Objective | Give the count of lines containing the string "Cortez", with no other output.

Collected data entries
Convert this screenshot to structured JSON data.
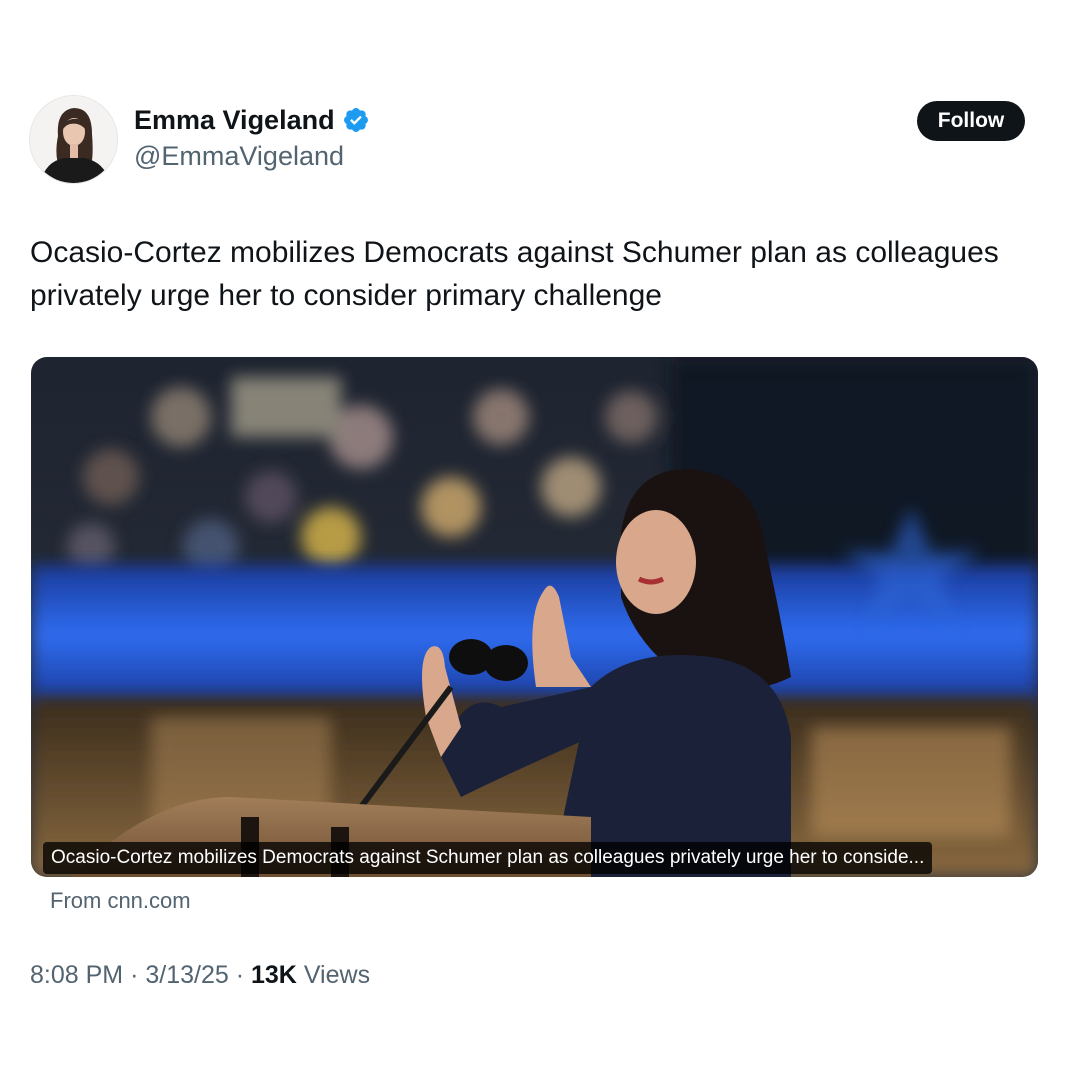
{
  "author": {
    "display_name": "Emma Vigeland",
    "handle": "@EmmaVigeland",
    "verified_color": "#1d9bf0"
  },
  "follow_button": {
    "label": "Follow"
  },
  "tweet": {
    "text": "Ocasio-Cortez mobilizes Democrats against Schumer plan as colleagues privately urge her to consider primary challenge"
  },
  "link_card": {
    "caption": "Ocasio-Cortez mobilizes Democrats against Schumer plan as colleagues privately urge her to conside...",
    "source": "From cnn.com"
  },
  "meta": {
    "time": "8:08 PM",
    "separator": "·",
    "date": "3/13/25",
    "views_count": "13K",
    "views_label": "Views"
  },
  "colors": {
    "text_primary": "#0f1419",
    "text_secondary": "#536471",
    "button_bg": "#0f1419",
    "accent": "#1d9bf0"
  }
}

In response | 2